**EXERCISE PROMPT**
Below is a block of records; repeat all of them exactly.

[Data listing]
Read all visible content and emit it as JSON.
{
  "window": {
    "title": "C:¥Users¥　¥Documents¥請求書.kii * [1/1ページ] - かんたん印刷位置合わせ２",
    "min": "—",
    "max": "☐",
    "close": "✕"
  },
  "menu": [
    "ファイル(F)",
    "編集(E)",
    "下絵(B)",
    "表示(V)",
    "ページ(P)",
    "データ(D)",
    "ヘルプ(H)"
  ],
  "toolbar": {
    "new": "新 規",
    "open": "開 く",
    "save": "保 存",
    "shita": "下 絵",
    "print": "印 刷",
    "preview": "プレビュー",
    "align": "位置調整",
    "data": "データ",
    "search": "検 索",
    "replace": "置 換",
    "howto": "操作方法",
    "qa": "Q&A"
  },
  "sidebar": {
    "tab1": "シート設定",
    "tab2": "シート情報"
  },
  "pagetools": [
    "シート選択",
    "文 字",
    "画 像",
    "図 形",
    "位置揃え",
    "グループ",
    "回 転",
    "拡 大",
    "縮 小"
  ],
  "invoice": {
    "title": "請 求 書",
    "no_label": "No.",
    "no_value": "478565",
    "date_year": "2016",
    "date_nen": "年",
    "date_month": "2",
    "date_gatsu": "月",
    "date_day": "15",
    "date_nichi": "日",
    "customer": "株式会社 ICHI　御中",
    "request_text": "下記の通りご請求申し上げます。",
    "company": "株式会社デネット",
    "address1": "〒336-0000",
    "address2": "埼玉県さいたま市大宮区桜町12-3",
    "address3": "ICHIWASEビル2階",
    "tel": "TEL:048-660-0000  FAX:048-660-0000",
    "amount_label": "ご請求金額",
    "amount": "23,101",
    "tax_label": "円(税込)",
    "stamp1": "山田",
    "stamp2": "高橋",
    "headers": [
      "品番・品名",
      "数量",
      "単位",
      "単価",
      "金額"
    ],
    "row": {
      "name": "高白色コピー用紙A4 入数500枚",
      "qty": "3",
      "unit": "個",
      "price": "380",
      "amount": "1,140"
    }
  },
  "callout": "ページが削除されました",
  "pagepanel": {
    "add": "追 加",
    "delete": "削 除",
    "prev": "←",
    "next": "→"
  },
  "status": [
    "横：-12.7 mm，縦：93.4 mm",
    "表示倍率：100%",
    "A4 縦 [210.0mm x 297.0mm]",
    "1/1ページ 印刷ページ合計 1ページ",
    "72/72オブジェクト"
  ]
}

**SOLUTION TO THIS PROBLEM**
Read all visible content and emit it as JSON.
{
  "window": {
    "title": "C:¥Users¥　¥Documents¥請求書.kii * [1/1ページ] - かんたん印刷位置合わせ２",
    "min": "—",
    "max": "☐",
    "close": "✕"
  },
  "menu": [
    "ファイル(F)",
    "編集(E)",
    "下絵(B)",
    "表示(V)",
    "ページ(P)",
    "データ(D)",
    "ヘルプ(H)"
  ],
  "toolbar": {
    "new": "新 規",
    "open": "開 く",
    "save": "保 存",
    "shita": "下 絵",
    "print": "印 刷",
    "preview": "プレビュー",
    "align": "位置調整",
    "data": "データ",
    "search": "検 索",
    "replace": "置 換",
    "howto": "操作方法",
    "qa": "Q&A"
  },
  "sidebar": {
    "tab1": "シート設定",
    "tab2": "シート情報"
  },
  "pagetools": [
    "シート選択",
    "文 字",
    "画 像",
    "図 形",
    "位置揃え",
    "グループ",
    "回 転",
    "拡 大",
    "縮 小"
  ],
  "invoice": {
    "title": "請 求 書",
    "no_label": "No.",
    "no_value": "478565",
    "date_year": "2016",
    "date_nen": "年",
    "date_month": "2",
    "date_gatsu": "月",
    "date_day": "15",
    "date_nichi": "日",
    "customer": "株式会社 ICHI　御中",
    "request_text": "下記の通りご請求申し上げます。",
    "company": "株式会社デネット",
    "address1": "〒336-0000",
    "address2": "埼玉県さいたま市大宮区桜町12-3",
    "address3": "ICHIWASEビル2階",
    "tel": "TEL:048-660-0000  FAX:048-660-0000",
    "amount_label": "ご請求金額",
    "amount": "23,101",
    "tax_label": "円(税込)",
    "stamp1": "山田",
    "stamp2": "高橋",
    "headers": [
      "品番・品名",
      "数量",
      "単位",
      "単価",
      "金額"
    ],
    "row": {
      "name": "高白色コピー用紙A4 入数500枚",
      "qty": "3",
      "unit": "個",
      "price": "380",
      "amount": "1,140"
    }
  },
  "callout": "ページが削除されました",
  "pagepanel": {
    "add": "追 加",
    "delete": "削 除",
    "prev": "←",
    "next": "→"
  },
  "status": [
    "横：-12.7 mm，縦：93.4 mm",
    "表示倍率：100%",
    "A4 縦 [210.0mm x 297.0mm]",
    "1/1ページ 印刷ページ合計 1ページ",
    "72/72オブジェクト"
  ]
}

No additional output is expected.